> What the exercise asks
What is the number of lines in these entries that contain "CLAMP"? State it alone.

___ Data records

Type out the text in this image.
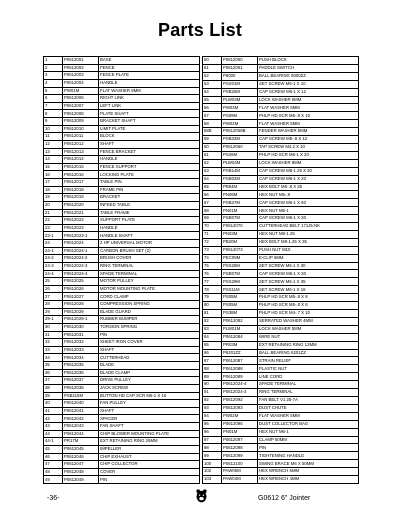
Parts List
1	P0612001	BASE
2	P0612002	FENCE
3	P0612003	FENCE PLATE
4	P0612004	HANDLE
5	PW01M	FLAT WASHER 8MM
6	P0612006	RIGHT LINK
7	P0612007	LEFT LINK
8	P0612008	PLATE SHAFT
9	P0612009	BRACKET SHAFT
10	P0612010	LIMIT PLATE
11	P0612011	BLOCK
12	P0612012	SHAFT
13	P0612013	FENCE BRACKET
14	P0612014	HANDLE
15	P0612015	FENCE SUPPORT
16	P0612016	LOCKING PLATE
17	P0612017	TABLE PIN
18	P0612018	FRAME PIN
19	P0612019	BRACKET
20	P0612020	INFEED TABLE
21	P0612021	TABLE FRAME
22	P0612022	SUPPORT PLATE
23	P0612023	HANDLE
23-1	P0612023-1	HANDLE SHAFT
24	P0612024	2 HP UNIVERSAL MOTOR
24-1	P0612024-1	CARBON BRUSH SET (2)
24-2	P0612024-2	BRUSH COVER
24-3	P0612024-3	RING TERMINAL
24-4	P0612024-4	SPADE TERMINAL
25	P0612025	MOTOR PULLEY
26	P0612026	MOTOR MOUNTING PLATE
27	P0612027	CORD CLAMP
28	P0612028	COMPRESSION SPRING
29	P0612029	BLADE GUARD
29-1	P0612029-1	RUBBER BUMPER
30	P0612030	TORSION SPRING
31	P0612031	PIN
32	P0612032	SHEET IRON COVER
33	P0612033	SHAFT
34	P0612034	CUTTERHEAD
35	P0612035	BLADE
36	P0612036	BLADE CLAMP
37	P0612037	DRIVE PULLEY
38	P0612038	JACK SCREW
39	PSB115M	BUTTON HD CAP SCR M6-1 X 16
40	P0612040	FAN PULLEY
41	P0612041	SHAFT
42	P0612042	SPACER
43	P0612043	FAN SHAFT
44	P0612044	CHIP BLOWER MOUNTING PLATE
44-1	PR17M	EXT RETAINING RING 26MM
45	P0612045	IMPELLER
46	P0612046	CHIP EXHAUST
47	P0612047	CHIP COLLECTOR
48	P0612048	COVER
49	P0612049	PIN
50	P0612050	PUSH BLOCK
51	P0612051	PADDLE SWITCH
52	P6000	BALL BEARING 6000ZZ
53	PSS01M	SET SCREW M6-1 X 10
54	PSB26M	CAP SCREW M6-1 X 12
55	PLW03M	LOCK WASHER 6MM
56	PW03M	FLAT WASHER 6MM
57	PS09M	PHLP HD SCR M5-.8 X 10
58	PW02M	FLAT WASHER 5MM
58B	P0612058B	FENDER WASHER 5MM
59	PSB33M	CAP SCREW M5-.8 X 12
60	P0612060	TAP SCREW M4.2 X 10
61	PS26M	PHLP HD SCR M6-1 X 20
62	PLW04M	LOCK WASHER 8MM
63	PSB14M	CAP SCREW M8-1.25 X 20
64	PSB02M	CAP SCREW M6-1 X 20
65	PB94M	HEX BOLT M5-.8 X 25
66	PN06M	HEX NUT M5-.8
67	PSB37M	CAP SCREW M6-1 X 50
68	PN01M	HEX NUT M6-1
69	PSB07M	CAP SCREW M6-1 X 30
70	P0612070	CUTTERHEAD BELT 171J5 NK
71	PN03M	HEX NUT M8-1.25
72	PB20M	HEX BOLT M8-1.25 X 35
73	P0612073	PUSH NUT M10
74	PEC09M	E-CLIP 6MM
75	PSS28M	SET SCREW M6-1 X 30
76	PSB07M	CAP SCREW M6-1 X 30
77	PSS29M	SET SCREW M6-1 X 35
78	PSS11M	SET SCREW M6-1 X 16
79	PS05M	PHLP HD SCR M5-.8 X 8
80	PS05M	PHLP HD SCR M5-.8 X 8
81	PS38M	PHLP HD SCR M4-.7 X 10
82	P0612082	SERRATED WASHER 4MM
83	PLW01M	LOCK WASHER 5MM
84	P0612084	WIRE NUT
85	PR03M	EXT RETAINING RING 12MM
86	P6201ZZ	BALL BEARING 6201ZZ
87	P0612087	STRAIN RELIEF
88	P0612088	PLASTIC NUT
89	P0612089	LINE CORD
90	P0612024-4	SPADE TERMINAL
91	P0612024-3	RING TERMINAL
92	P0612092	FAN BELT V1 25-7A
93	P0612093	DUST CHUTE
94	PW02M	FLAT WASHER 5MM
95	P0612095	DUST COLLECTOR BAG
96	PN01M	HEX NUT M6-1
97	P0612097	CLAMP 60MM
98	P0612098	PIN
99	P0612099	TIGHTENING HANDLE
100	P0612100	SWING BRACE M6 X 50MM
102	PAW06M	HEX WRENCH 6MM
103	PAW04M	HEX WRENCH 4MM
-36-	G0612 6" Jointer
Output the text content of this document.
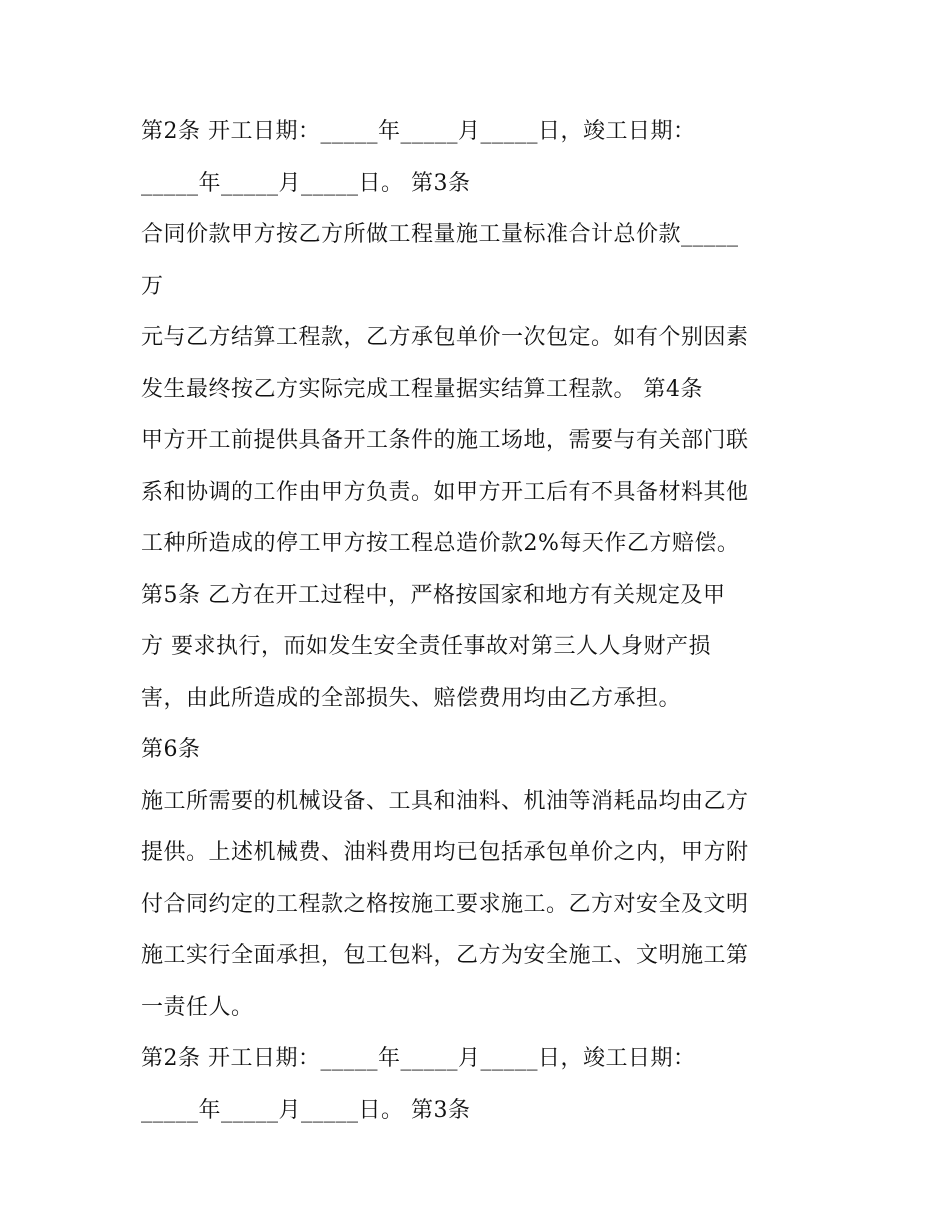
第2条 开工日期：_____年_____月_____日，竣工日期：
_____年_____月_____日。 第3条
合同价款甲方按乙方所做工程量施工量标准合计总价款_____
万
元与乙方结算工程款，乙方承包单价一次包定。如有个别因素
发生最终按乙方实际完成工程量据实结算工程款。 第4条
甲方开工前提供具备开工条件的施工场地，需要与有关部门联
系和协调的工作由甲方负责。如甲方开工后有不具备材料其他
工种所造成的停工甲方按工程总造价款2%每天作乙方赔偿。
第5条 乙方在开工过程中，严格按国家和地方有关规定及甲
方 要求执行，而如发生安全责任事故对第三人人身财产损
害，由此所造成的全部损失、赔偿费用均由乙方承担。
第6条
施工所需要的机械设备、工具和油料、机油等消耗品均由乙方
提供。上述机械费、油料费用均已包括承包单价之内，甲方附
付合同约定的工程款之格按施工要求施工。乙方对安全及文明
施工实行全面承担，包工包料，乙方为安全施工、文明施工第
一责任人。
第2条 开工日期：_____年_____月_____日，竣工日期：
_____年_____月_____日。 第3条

______
___ Data records

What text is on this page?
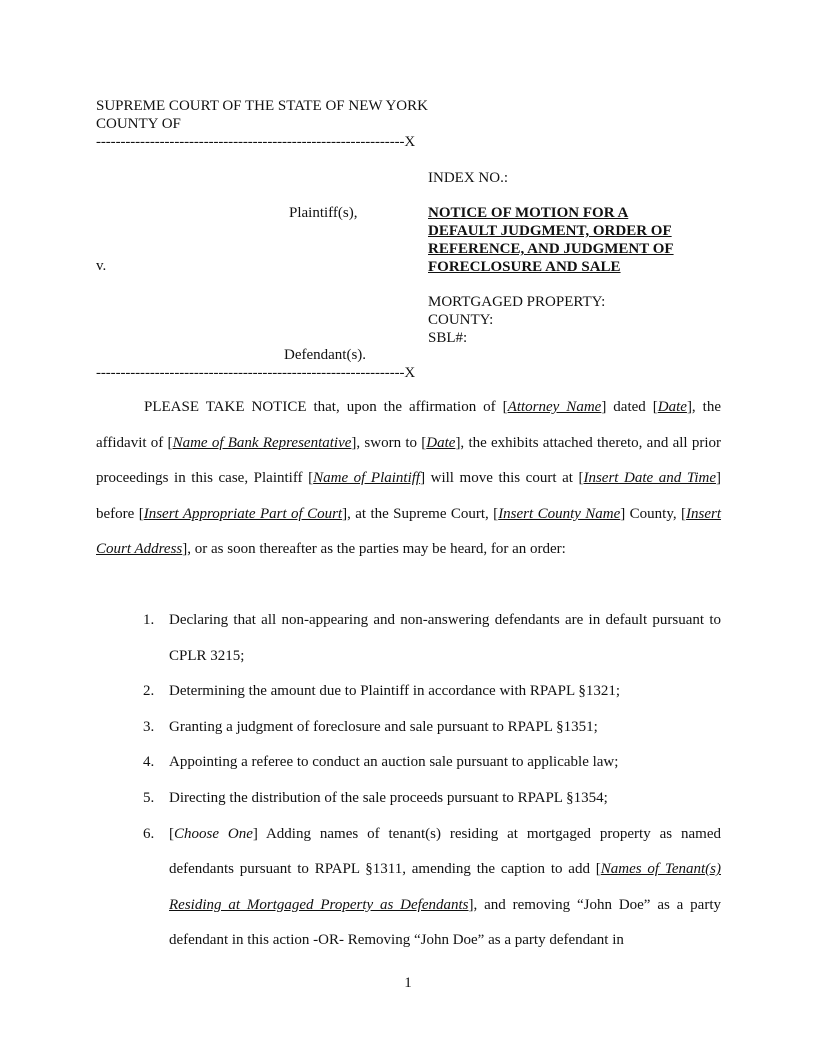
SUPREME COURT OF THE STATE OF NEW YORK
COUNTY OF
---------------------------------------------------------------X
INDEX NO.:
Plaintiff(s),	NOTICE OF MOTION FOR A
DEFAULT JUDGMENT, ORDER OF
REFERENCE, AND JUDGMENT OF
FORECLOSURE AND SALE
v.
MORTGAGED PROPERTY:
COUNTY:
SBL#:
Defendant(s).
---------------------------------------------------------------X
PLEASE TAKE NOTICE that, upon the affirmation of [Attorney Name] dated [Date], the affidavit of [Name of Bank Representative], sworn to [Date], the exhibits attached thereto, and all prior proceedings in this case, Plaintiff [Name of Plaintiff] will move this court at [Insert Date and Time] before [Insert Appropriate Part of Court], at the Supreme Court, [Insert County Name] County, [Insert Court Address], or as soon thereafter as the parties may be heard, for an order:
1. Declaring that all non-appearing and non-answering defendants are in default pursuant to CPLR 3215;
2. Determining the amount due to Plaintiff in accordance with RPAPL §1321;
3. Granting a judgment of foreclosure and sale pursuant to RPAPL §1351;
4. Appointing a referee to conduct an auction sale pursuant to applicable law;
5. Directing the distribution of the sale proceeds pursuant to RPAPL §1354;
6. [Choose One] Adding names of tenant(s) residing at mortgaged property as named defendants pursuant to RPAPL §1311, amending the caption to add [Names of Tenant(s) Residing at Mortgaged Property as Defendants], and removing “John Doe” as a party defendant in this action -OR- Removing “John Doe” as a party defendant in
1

______
___ Data records

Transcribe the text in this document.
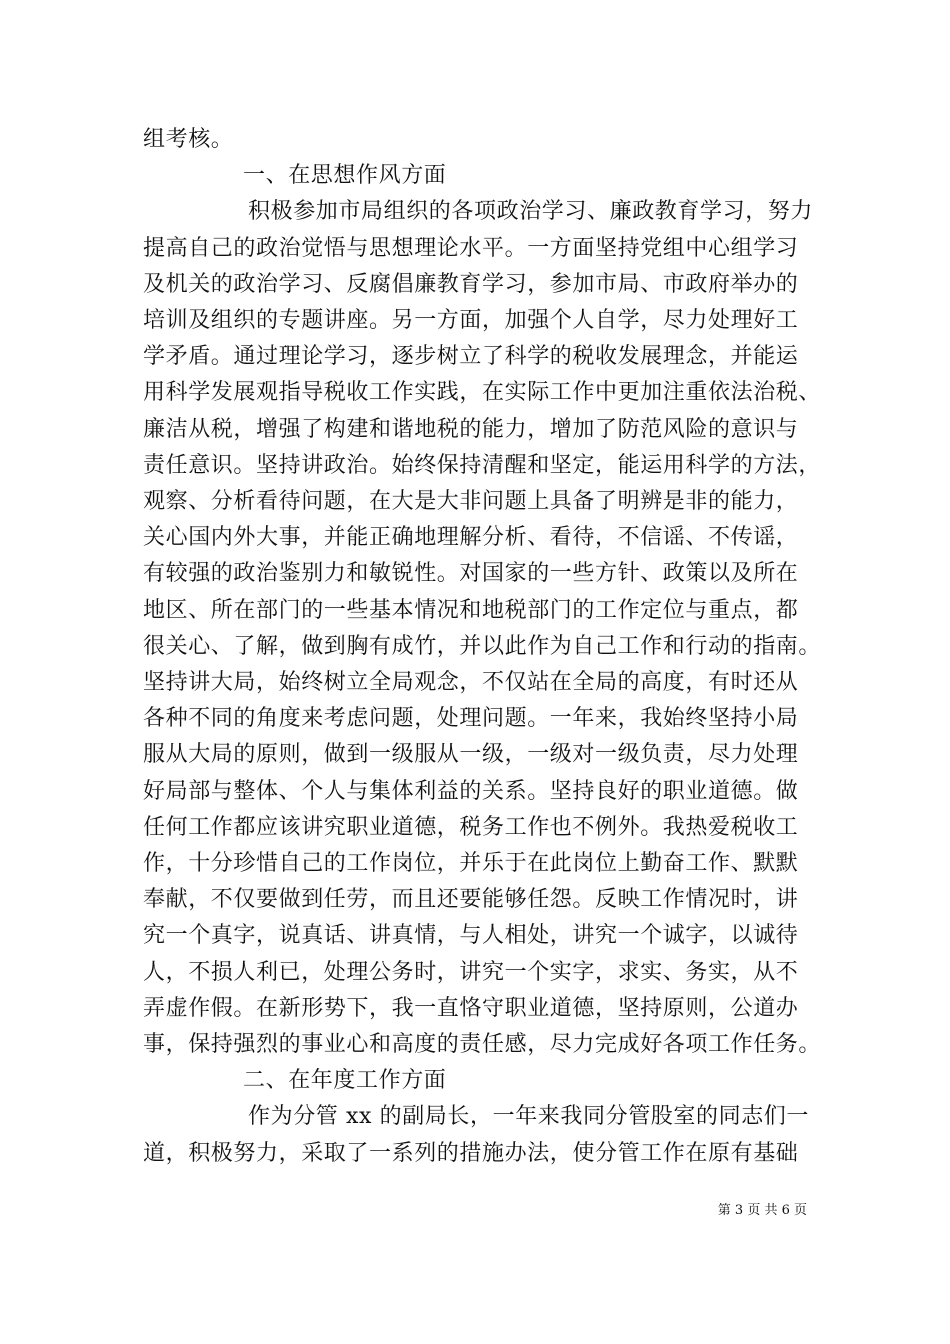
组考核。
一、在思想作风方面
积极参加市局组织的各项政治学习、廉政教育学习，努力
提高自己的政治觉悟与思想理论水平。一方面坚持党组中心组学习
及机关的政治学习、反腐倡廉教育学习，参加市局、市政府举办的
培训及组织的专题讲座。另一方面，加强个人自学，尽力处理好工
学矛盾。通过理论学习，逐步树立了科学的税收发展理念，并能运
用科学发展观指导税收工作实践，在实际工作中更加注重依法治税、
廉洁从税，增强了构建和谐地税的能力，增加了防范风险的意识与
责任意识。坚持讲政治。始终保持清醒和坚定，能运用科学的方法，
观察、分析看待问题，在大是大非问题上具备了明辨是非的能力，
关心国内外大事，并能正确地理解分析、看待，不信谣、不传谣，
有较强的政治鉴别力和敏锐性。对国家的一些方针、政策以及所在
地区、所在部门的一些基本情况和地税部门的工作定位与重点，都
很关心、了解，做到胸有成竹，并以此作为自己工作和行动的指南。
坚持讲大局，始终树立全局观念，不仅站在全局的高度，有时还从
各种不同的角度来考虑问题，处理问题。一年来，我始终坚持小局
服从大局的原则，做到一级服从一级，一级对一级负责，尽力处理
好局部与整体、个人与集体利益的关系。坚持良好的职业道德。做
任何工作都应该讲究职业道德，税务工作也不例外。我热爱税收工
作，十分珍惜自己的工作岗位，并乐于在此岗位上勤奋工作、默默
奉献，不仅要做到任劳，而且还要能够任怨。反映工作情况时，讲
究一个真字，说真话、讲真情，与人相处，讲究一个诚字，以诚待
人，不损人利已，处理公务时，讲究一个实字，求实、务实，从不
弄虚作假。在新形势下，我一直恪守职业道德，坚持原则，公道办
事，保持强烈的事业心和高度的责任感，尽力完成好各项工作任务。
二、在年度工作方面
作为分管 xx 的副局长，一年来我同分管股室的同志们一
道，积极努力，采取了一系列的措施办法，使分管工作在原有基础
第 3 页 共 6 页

______

> Answer to this exercise
3